Records for the exercise start

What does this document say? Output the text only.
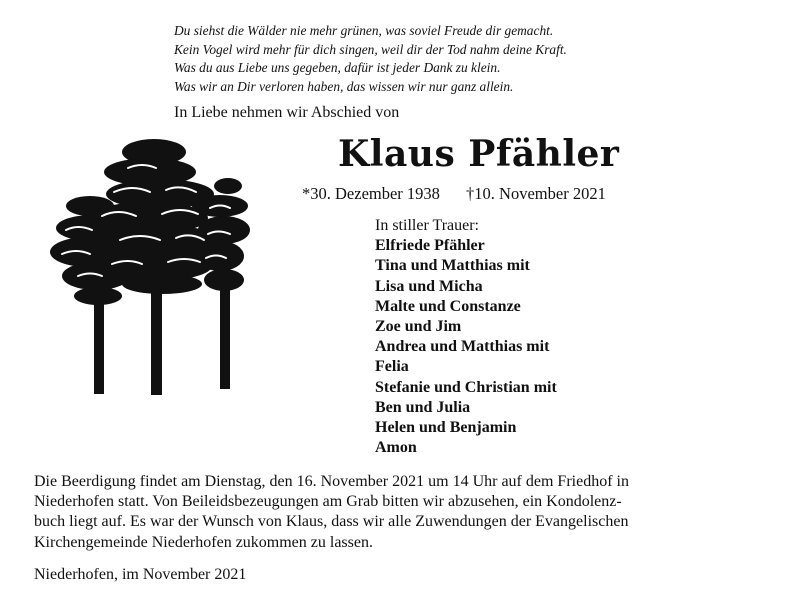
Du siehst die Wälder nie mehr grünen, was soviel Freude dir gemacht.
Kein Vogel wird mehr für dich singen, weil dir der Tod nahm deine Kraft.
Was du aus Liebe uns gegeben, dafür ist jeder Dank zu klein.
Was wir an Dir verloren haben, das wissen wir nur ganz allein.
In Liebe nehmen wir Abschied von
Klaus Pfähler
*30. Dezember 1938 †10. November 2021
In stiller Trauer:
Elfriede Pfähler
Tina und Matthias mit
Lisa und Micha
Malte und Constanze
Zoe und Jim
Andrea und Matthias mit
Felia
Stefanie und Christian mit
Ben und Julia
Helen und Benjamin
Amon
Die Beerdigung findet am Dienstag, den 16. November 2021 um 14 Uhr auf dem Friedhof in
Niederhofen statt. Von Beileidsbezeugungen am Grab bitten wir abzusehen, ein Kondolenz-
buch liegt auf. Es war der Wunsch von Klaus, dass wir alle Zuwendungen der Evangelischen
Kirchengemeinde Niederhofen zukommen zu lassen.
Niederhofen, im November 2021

Records for the exercise end

(What the exercise asks) Quote the data above in full, leaving out the pictures it holds.

(Output for this exercise)
What does this document say? Output the text only.
Du siehst die Wälder nie mehr grünen, was soviel Freude dir gemacht.
Kein Vogel wird mehr für dich singen, weil dir der Tod nahm deine Kraft.
Was du aus Liebe uns gegeben, dafür ist jeder Dank zu klein.
Was wir an Dir verloren haben, das wissen wir nur ganz allein.
In Liebe nehmen wir Abschied von
Klaus Pfähler
*30. Dezember 1938 †10. November 2021
In stiller Trauer:
Elfriede Pfähler
Tina und Matthias mit
Lisa und Micha
Malte und Constanze
Zoe und Jim
Andrea und Matthias mit
Felia
Stefanie und Christian mit
Ben und Julia
Helen und Benjamin
Amon
Die Beerdigung findet am Dienstag, den 16. November 2021 um 14 Uhr auf dem Friedhof in
Niederhofen statt. Von Beileidsbezeugungen am Grab bitten wir abzusehen, ein Kondolenz-
buch liegt auf. Es war der Wunsch von Klaus, dass wir alle Zuwendungen der Evangelischen
Kirchengemeinde Niederhofen zukommen zu lassen.
Niederhofen, im November 2021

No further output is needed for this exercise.